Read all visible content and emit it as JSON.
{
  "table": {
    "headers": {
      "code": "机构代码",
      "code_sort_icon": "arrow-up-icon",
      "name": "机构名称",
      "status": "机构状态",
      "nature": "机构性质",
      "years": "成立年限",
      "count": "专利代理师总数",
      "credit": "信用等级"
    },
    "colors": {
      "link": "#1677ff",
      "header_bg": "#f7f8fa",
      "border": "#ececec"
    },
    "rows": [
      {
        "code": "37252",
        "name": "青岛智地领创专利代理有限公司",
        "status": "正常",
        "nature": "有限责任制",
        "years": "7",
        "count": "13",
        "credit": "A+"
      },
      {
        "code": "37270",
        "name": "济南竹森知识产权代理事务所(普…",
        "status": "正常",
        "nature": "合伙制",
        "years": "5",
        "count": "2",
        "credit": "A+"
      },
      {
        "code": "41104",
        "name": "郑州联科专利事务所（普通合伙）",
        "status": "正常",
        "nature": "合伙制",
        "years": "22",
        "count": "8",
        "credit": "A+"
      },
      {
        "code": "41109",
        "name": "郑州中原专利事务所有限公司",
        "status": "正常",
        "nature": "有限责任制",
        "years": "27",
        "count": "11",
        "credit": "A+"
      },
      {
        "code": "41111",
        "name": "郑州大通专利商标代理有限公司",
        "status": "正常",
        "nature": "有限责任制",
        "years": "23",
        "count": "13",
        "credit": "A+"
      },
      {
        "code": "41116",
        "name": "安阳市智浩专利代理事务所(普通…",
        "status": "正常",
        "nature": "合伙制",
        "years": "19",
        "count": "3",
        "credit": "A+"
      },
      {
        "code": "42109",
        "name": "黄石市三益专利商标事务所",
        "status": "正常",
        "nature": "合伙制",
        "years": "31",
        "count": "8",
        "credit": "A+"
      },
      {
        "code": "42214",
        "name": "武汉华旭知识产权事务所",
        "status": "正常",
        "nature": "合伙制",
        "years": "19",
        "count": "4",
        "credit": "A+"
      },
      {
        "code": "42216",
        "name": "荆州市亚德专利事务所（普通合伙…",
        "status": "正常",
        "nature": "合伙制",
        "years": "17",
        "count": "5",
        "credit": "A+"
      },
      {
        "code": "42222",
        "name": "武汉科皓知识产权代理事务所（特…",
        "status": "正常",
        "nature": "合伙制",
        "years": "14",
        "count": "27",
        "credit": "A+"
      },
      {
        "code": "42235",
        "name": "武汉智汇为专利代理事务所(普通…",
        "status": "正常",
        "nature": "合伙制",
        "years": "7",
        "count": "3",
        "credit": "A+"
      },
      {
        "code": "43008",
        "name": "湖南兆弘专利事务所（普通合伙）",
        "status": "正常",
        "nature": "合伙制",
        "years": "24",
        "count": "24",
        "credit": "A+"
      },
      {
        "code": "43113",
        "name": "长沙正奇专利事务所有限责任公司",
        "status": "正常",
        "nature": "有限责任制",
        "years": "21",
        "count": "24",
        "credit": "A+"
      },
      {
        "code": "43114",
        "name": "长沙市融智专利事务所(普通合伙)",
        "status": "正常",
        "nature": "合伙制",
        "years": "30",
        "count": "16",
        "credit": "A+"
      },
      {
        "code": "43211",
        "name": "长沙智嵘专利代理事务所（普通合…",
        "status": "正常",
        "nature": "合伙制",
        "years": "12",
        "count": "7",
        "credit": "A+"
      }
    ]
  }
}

Exercise |
Pull out all lines in the data above that include "普通合伙".

Solution to the exercise |
        "name": "郑州联科专利事务所（普通合伙）",
        "name": "荆州市亚德专利事务所（普通合伙…",
        "name": "湖南兆弘专利事务所（普通合伙）",
        "name": "长沙市融智专利事务所(普通合伙)",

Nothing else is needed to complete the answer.